"""
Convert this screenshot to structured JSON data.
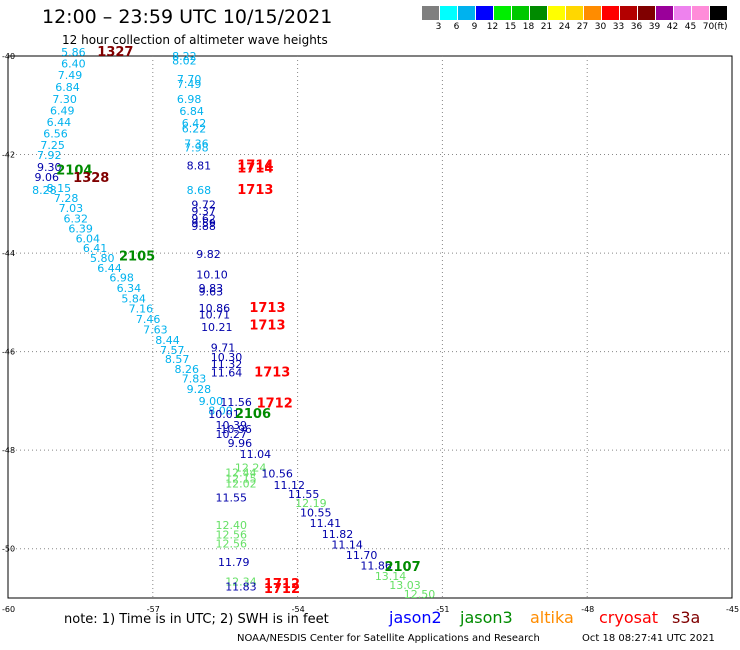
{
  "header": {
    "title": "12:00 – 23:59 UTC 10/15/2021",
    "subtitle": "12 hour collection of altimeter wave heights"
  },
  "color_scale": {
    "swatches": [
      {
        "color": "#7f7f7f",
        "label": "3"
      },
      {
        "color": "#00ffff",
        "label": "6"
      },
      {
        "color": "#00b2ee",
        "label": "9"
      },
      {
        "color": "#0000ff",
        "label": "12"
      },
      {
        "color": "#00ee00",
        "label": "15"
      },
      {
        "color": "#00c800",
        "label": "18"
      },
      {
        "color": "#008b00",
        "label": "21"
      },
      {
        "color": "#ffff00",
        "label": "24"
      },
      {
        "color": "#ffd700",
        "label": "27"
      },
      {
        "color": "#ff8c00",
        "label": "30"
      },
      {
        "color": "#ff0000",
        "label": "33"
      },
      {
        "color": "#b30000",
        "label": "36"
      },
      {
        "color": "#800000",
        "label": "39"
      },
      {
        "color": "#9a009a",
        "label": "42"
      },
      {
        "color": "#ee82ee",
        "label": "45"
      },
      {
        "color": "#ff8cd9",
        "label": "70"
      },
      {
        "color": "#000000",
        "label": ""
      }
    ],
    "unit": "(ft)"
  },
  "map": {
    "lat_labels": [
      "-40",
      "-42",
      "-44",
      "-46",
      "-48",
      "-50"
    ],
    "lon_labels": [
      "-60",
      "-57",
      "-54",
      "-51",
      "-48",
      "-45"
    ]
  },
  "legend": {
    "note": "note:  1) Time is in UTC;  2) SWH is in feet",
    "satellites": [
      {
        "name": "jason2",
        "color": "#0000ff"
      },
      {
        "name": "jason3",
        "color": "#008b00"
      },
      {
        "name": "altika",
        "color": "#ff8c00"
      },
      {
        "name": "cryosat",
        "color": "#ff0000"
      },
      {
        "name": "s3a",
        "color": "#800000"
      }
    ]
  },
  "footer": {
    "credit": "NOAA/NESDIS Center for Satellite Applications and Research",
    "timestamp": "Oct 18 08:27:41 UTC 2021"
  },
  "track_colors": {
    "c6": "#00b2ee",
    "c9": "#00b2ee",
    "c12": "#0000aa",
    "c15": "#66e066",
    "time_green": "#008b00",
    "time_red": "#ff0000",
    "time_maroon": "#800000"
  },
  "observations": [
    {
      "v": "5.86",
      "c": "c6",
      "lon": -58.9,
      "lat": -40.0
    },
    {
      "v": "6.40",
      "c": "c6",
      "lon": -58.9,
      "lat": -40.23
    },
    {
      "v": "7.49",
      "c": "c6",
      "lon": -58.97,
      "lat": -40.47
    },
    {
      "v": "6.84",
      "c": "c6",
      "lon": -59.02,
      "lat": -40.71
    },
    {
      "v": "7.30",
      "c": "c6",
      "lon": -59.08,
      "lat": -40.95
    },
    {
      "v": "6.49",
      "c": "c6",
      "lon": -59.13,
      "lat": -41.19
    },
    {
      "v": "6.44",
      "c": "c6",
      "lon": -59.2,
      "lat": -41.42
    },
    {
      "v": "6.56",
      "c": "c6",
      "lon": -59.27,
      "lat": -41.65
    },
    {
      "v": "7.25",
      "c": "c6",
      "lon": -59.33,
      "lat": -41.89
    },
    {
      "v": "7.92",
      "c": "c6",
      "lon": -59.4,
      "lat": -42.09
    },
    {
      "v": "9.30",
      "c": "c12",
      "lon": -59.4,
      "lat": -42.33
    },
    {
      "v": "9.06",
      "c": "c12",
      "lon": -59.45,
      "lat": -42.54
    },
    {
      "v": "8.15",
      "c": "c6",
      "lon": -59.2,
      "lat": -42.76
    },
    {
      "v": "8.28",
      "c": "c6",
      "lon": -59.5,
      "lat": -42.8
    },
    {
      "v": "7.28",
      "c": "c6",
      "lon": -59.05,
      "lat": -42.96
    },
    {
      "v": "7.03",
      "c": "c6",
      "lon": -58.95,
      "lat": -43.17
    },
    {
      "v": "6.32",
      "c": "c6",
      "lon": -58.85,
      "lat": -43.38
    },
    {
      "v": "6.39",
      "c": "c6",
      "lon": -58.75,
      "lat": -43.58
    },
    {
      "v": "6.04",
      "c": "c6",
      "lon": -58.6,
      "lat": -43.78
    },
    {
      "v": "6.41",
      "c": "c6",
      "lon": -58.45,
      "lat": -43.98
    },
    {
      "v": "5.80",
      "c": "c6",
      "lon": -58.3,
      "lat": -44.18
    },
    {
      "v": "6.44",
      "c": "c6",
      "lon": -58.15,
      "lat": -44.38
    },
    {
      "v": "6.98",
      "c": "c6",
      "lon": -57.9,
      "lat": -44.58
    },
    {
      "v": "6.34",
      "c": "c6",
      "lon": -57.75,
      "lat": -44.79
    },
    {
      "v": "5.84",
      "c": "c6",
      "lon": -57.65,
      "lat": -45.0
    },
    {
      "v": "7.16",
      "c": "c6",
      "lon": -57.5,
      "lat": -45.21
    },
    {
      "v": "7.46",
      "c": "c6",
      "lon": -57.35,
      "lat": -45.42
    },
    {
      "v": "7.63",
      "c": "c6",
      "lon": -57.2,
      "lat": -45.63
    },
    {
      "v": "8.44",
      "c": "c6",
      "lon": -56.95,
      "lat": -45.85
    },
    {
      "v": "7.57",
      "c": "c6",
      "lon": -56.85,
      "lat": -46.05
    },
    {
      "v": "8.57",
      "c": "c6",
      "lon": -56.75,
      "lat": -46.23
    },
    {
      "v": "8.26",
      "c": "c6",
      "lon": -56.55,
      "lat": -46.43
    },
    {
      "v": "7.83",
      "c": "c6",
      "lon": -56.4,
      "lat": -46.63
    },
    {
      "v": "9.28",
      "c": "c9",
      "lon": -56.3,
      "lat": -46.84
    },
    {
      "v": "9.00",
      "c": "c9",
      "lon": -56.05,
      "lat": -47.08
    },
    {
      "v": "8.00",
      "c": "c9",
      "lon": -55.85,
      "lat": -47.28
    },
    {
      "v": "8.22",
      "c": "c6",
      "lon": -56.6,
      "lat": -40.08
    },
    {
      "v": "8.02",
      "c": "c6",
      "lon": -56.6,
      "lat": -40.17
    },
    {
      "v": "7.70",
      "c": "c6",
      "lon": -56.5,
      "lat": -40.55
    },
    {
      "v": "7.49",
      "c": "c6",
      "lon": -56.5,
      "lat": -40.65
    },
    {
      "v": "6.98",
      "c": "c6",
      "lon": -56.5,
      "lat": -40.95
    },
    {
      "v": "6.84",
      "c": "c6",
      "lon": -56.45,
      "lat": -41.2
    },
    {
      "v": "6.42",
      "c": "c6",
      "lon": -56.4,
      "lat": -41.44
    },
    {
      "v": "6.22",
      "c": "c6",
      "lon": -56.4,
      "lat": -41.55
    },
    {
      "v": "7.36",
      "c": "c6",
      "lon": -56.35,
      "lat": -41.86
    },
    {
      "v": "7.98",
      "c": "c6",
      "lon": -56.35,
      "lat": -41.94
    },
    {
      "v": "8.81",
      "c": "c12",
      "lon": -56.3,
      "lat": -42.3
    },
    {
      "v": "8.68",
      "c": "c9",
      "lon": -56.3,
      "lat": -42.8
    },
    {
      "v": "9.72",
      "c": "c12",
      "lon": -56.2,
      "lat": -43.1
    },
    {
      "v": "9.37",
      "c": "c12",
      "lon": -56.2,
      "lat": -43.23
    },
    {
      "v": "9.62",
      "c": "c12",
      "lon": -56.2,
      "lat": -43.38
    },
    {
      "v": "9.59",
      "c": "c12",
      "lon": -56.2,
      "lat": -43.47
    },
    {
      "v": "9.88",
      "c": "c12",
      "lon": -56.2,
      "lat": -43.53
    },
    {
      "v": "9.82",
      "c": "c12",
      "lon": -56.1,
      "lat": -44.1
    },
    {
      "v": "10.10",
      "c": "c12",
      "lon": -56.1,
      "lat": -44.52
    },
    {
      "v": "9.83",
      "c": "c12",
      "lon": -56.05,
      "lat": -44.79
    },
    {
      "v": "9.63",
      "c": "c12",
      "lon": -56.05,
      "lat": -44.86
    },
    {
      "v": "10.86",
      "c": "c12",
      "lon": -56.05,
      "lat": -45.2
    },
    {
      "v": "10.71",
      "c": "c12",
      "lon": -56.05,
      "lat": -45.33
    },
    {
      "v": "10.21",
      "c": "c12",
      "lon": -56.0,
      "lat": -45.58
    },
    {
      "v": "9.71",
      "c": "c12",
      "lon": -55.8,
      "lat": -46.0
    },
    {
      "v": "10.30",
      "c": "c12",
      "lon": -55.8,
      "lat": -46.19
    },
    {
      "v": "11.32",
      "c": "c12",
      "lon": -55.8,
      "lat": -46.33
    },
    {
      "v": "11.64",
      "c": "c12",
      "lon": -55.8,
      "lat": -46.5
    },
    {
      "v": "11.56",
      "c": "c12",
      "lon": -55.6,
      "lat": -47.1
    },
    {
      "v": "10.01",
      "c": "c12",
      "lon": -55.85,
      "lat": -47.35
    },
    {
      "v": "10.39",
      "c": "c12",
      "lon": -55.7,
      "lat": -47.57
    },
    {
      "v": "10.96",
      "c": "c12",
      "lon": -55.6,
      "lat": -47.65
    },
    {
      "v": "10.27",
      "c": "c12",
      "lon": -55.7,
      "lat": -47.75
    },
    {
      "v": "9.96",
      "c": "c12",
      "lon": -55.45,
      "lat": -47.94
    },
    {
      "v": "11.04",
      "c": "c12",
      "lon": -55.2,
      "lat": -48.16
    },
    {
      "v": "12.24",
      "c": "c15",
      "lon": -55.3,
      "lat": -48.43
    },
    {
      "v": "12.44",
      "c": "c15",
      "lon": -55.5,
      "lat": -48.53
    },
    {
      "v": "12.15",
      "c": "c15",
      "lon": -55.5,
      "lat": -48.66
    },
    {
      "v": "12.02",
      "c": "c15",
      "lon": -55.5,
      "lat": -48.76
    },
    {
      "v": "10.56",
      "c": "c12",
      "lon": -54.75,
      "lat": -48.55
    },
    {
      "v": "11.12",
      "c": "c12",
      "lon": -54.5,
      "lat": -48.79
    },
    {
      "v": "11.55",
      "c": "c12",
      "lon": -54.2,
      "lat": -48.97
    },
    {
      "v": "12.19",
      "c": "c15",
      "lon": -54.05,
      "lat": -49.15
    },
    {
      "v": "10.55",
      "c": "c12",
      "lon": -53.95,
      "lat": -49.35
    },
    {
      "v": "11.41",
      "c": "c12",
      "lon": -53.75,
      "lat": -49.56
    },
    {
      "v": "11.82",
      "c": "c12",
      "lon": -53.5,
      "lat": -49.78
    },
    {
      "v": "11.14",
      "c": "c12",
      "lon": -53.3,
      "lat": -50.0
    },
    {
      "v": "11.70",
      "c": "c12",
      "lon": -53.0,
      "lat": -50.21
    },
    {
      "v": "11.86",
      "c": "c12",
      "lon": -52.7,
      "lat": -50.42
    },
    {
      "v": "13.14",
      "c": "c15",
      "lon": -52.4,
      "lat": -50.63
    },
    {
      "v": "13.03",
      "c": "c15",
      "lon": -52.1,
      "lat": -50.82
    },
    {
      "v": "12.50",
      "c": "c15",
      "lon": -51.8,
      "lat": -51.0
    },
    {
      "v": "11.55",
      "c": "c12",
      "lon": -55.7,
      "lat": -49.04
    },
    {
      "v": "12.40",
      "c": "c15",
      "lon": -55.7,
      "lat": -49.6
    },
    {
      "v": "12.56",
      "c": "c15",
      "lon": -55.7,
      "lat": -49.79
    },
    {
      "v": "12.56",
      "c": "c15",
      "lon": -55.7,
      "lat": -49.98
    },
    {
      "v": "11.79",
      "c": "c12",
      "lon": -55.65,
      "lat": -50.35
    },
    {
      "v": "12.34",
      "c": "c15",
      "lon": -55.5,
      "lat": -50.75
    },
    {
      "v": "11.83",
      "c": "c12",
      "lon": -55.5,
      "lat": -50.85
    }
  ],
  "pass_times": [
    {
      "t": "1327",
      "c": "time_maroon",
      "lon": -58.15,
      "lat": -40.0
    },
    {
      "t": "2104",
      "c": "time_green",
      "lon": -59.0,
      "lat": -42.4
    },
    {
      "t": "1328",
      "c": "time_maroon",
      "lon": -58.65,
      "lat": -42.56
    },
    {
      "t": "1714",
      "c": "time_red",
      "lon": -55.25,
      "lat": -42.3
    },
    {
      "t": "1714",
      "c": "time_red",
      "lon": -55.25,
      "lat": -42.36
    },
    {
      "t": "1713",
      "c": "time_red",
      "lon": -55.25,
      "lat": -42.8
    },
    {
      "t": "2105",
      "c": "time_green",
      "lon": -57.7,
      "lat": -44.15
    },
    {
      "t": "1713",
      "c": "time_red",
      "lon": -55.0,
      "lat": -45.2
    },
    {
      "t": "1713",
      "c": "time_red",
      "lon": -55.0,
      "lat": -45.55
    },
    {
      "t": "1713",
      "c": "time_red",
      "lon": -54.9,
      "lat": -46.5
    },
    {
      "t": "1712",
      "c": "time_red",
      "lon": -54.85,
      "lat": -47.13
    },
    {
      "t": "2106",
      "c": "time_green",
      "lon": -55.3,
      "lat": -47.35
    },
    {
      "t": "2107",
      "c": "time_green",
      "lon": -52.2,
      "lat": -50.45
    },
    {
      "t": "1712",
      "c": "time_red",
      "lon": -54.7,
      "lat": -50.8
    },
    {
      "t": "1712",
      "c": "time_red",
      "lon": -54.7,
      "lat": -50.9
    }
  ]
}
"""
◆ **TASK OBJECTIVE**
Filter the records down to the lines that contain the string "name", and copy those lines.

◆ **REPLY**
        "name": "jason2",
        "name": "jason3",
        "name": "altika",
        "name": "cryosat",
        "name": "s3a",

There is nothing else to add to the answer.